— The request —
Copy out all lines of the records in which the word "true" appears.

════════════════════

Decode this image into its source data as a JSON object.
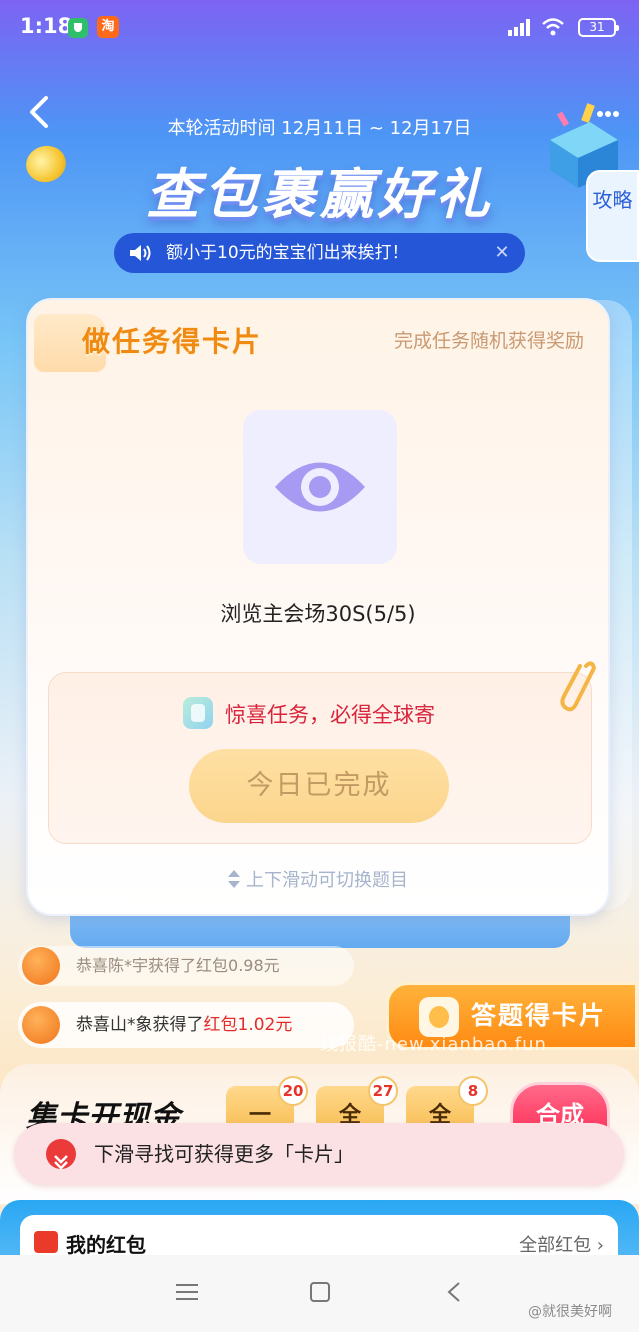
{
  "status_bar": {
    "time": "1:18",
    "taobao_badge": "淘",
    "battery": "31"
  },
  "header": {
    "activity_time": "本轮活动时间 12月11日 ~ 12月17日",
    "title": "查包裹赢好礼",
    "strategy_tab": "攻略",
    "notice": "额小于10元的宝宝们出来挨打！"
  },
  "task_card": {
    "title": "做任务得卡片",
    "subtitle": "完成任务随机获得奖励",
    "task_name": "浏览主会场30S(5/5)",
    "surprise_text": "惊喜任务，必得全球寄",
    "done_button": "今日已完成",
    "swipe_hint": "上下滑动可切换题目"
  },
  "ticker": [
    {
      "text_prefix": "恭喜陈*宇获得了",
      "highlight": "红包",
      "amount": "0.98元"
    },
    {
      "text_prefix": "恭喜山*象获得了",
      "highlight": "红包",
      "amount": "1.02元"
    }
  ],
  "quiz_button": "答题得卡片",
  "watermark": "线报酷-new.xianbao.fun",
  "collect": {
    "title": "集卡开现金",
    "chips": [
      {
        "label": "一",
        "count": "20"
      },
      {
        "label": "全",
        "count": "27"
      },
      {
        "label": "全",
        "count": "8"
      }
    ],
    "synth_button": "合成"
  },
  "scroll_hint": "下滑寻找可获得更多「卡片」",
  "red_packets": {
    "title": "我的红包",
    "all_link": "全部红包 ›"
  },
  "weibo_mark": "@就很美好啊",
  "colors": {
    "primary_blue": "#2556d8",
    "accent_orange": "#f08a12",
    "alert_red": "#e52a2a"
  }
}
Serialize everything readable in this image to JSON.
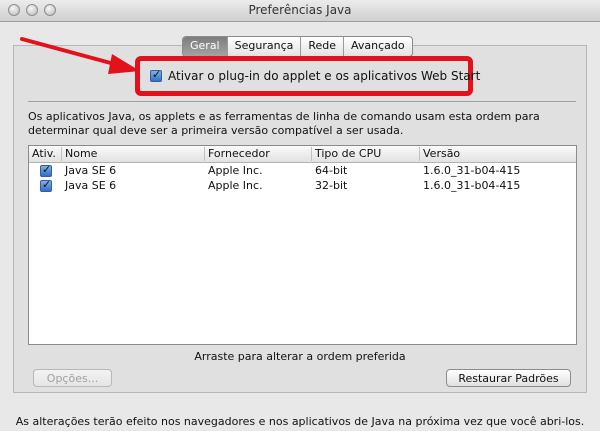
{
  "window": {
    "title": "Preferências Java"
  },
  "tabs": [
    {
      "label": "Geral"
    },
    {
      "label": "Segurança"
    },
    {
      "label": "Rede"
    },
    {
      "label": "Avançado"
    }
  ],
  "general": {
    "enable_checkbox_label": "Ativar o plug-in do applet e os aplicativos Web Start",
    "enable_checked": true,
    "description": "Os aplicativos Java, os applets e as ferramentas de linha de comando usam esta ordem para determinar qual deve ser a primeira versão compatível a ser usada.",
    "table": {
      "headers": [
        "Ativ.",
        "Nome",
        "Fornecedor",
        "Tipo de CPU",
        "Versão"
      ],
      "rows": [
        {
          "active": true,
          "name": "Java SE 6",
          "vendor": "Apple Inc.",
          "cpu": "64-bit",
          "version": "1.6.0_31-b04-415"
        },
        {
          "active": true,
          "name": "Java SE 6",
          "vendor": "Apple Inc.",
          "cpu": "32-bit",
          "version": "1.6.0_31-b04-415"
        }
      ]
    },
    "drag_hint": "Arraste para alterar a ordem preferida",
    "options_button": "Opções...",
    "restore_button": "Restaurar Padrões",
    "footer_note": "As alterações terão efeito nos navegadores e nos aplicativos de Java na próxima vez que você abri-los."
  },
  "colors": {
    "callout": "#e3111b",
    "active_tab": "#8f8f8f",
    "checkbox": "#2f6fc8"
  }
}
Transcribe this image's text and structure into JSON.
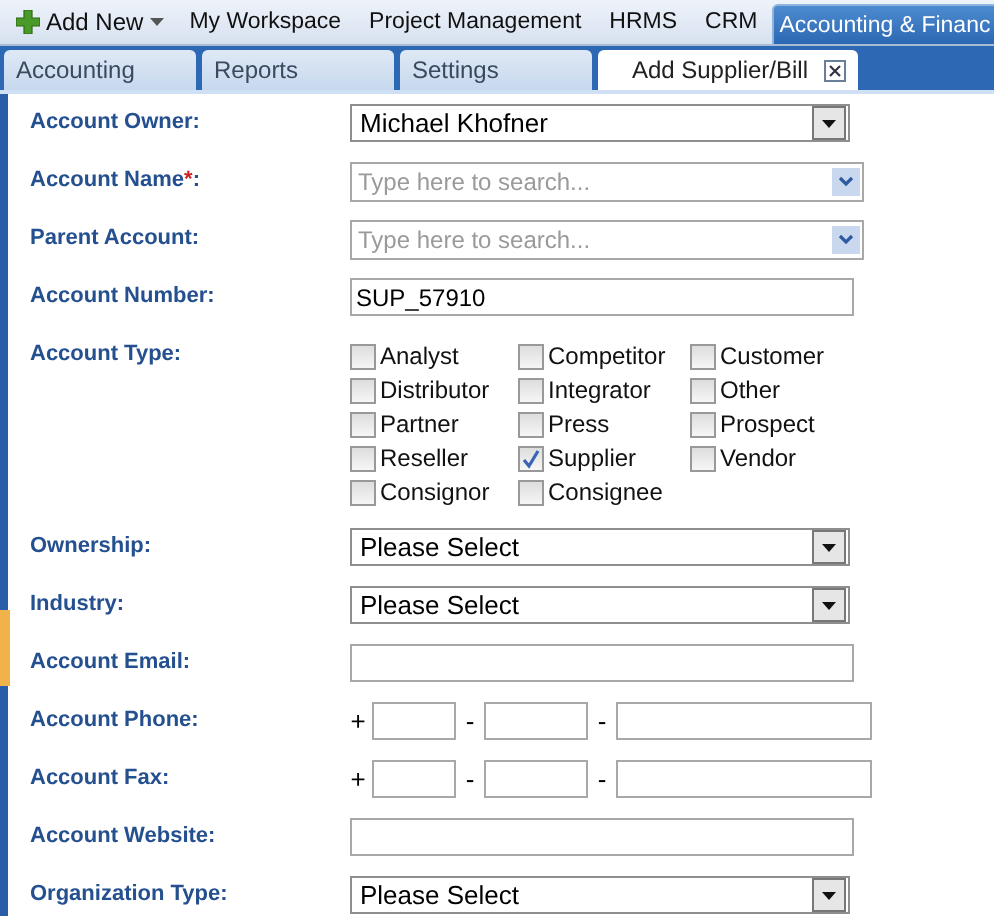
{
  "top_nav": {
    "add_new": "Add New",
    "items": [
      {
        "label": "My Workspace",
        "selected": false
      },
      {
        "label": "Project Management",
        "selected": false
      },
      {
        "label": "HRMS",
        "selected": false
      },
      {
        "label": "CRM",
        "selected": false
      },
      {
        "label": "Accounting & Financ",
        "selected": true
      }
    ]
  },
  "tabs": [
    {
      "label": "Accounting",
      "selected": false,
      "closable": false
    },
    {
      "label": "Reports",
      "selected": false,
      "closable": false
    },
    {
      "label": "Settings",
      "selected": false,
      "closable": false
    },
    {
      "label": "Add Supplier/Bill",
      "selected": true,
      "closable": true
    }
  ],
  "form": [
    {
      "kind": "select",
      "label": "Account Owner:",
      "value": "Michael Khofner"
    },
    {
      "kind": "search",
      "label": "Account Name",
      "required_mark": "*",
      "label_end": ":",
      "placeholder": "Type here to search..."
    },
    {
      "kind": "search",
      "label": "Parent Account:",
      "placeholder": "Type here to search..."
    },
    {
      "kind": "text",
      "label": "Account Number:",
      "value": "SUP_57910"
    },
    {
      "kind": "checkboxes",
      "label": "Account Type:",
      "options": [
        {
          "label": "Analyst",
          "checked": false
        },
        {
          "label": "Competitor",
          "checked": false
        },
        {
          "label": "Customer",
          "checked": false
        },
        {
          "label": "Distributor",
          "checked": false
        },
        {
          "label": "Integrator",
          "checked": false
        },
        {
          "label": "Other",
          "checked": false
        },
        {
          "label": "Partner",
          "checked": false
        },
        {
          "label": "Press",
          "checked": false
        },
        {
          "label": "Prospect",
          "checked": false
        },
        {
          "label": "Reseller",
          "checked": false
        },
        {
          "label": "Supplier",
          "checked": true
        },
        {
          "label": "Vendor",
          "checked": false
        },
        {
          "label": "Consignor",
          "checked": false
        },
        {
          "label": "Consignee",
          "checked": false
        }
      ]
    },
    {
      "kind": "select",
      "label": "Ownership:",
      "value": "Please Select"
    },
    {
      "kind": "select",
      "label": "Industry:",
      "value": "Please Select"
    },
    {
      "kind": "text",
      "label": "Account Email:"
    },
    {
      "kind": "phone",
      "label": "Account Phone:",
      "separators": [
        "+",
        "-",
        "-"
      ]
    },
    {
      "kind": "phone",
      "label": "Account Fax:",
      "separators": [
        "+",
        "-",
        "-"
      ]
    },
    {
      "kind": "text",
      "label": "Account Website:"
    },
    {
      "kind": "select",
      "label": "Organization Type:",
      "value": "Please Select"
    }
  ]
}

════════════════════

— Task answer —
    "enable_checked": true,
          "active": true,
          "active": true,
        "selected": true
      "selected": true,
      "closable": true
          "checked": true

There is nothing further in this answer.